→ Written exercise
Search the material below for the word "value" and copy every line in which it occurs.

→ Material provided
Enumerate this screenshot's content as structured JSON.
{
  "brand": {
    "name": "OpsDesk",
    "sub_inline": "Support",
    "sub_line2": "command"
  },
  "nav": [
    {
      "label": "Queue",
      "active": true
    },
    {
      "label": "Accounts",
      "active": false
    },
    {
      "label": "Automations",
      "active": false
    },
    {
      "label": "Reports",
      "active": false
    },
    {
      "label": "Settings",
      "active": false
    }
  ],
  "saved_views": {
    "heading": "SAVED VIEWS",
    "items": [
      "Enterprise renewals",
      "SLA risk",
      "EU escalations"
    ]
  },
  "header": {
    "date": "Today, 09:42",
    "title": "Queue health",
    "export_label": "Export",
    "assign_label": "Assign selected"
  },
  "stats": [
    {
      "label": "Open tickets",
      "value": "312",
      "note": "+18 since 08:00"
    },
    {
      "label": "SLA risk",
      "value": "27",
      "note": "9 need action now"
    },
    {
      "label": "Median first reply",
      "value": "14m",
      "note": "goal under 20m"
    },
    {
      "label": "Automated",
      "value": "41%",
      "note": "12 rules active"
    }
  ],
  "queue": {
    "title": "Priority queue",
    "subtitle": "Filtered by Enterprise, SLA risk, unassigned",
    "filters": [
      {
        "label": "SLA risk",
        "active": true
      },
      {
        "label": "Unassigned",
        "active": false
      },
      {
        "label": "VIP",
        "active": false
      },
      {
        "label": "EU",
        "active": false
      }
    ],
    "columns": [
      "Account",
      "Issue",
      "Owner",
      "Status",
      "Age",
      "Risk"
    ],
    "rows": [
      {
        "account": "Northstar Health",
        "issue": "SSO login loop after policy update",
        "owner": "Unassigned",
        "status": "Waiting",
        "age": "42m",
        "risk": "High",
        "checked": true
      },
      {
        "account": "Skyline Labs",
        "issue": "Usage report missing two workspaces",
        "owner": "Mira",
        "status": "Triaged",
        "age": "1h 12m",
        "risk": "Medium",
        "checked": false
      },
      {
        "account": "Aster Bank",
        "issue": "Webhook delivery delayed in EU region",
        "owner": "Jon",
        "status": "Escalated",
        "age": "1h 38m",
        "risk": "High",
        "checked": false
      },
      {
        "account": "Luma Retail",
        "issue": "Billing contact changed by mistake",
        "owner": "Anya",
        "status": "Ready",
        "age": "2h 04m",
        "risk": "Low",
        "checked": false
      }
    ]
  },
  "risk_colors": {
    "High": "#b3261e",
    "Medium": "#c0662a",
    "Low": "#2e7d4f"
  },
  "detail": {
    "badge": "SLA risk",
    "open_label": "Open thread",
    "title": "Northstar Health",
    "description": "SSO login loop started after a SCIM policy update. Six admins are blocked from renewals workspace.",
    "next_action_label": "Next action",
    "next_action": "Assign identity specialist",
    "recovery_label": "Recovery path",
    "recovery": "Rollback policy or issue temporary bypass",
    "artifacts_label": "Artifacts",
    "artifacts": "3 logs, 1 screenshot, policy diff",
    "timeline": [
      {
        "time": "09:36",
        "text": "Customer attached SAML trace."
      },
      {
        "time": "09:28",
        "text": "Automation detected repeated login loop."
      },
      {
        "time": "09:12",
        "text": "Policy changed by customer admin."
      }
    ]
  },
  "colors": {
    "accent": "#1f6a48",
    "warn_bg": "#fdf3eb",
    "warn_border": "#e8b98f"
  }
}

→ Final result
      "value": "312",
      "value": "27",
      "value": "14m",
      "value": "41%",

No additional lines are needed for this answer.